### Instruction
Reproduce all entries precisely, down to the last character.
— start Record set —
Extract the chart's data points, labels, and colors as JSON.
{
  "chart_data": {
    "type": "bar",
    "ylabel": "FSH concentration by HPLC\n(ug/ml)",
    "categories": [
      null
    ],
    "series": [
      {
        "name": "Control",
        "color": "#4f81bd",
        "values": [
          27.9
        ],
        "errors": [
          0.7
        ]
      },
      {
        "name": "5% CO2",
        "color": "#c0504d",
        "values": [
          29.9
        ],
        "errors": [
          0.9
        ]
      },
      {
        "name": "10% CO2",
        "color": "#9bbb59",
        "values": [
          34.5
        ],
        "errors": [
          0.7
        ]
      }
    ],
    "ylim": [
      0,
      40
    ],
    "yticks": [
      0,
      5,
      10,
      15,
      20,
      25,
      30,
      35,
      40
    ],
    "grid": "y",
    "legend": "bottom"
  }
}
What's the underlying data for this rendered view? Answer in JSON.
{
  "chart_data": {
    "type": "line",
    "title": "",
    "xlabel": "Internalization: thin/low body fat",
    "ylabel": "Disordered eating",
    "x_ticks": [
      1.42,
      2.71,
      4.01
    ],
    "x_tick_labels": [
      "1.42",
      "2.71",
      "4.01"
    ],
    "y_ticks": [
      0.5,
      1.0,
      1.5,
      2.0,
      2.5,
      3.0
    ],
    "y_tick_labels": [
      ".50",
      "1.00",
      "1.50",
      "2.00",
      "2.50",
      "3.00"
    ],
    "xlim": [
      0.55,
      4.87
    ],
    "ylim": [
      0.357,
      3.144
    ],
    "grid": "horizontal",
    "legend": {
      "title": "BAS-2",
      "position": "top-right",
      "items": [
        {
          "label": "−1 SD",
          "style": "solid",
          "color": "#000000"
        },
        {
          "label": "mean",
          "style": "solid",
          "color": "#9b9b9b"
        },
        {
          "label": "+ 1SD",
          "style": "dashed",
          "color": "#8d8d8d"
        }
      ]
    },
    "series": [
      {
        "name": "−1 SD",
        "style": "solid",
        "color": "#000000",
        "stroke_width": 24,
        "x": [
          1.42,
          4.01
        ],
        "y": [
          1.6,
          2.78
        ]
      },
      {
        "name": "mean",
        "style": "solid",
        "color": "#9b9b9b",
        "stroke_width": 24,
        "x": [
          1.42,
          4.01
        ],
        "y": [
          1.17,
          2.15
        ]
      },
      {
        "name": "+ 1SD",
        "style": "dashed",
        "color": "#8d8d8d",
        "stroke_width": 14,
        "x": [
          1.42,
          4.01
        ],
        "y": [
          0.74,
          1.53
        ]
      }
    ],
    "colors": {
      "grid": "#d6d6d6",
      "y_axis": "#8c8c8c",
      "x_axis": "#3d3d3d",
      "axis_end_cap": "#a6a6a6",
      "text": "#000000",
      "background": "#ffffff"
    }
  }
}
— end Record set —
### The solution
Extract the chart's data points, labels, and colors as JSON.
{
  "chart_data": {
    "type": "bar",
    "ylabel": "FSH concentration by HPLC\n(ug/ml)",
    "categories": [
      null
    ],
    "series": [
      {
        "name": "Control",
        "color": "#4f81bd",
        "values": [
          27.9
        ],
        "errors": [
          0.7
        ]
      },
      {
        "name": "5% CO2",
        "color": "#c0504d",
        "values": [
          29.9
        ],
        "errors": [
          0.9
        ]
      },
      {
        "name": "10% CO2",
        "color": "#9bbb59",
        "values": [
          34.5
        ],
        "errors": [
          0.7
        ]
      }
    ],
    "ylim": [
      0,
      40
    ],
    "yticks": [
      0,
      5,
      10,
      15,
      20,
      25,
      30,
      35,
      40
    ],
    "grid": "y",
    "legend": "bottom"
  }
}
What's the underlying data for this rendered view? Answer in JSON.
{
  "chart_data": {
    "type": "line",
    "title": "",
    "xlabel": "Internalization: thin/low body fat",
    "ylabel": "Disordered eating",
    "x_ticks": [
      1.42,
      2.71,
      4.01
    ],
    "x_tick_labels": [
      "1.42",
      "2.71",
      "4.01"
    ],
    "y_ticks": [
      0.5,
      1.0,
      1.5,
      2.0,
      2.5,
      3.0
    ],
    "y_tick_labels": [
      ".50",
      "1.00",
      "1.50",
      "2.00",
      "2.50",
      "3.00"
    ],
    "xlim": [
      0.55,
      4.87
    ],
    "ylim": [
      0.357,
      3.144
    ],
    "grid": "horizontal",
    "legend": {
      "title": "BAS-2",
      "position": "top-right",
      "items": [
        {
          "label": "−1 SD",
          "style": "solid",
          "color": "#000000"
        },
        {
          "label": "mean",
          "style": "solid",
          "color": "#9b9b9b"
        },
        {
          "label": "+ 1SD",
          "style": "dashed",
          "color": "#8d8d8d"
        }
      ]
    },
    "series": [
      {
        "name": "−1 SD",
        "style": "solid",
        "color": "#000000",
        "stroke_width": 24,
        "x": [
          1.42,
          4.01
        ],
        "y": [
          1.6,
          2.78
        ]
      },
      {
        "name": "mean",
        "style": "solid",
        "color": "#9b9b9b",
        "stroke_width": 24,
        "x": [
          1.42,
          4.01
        ],
        "y": [
          1.17,
          2.15
        ]
      },
      {
        "name": "+ 1SD",
        "style": "dashed",
        "color": "#8d8d8d",
        "stroke_width": 14,
        "x": [
          1.42,
          4.01
        ],
        "y": [
          0.74,
          1.53
        ]
      }
    ],
    "colors": {
      "grid": "#d6d6d6",
      "y_axis": "#8c8c8c",
      "x_axis": "#3d3d3d",
      "axis_end_cap": "#a6a6a6",
      "text": "#000000",
      "background": "#ffffff"
    }
  }
}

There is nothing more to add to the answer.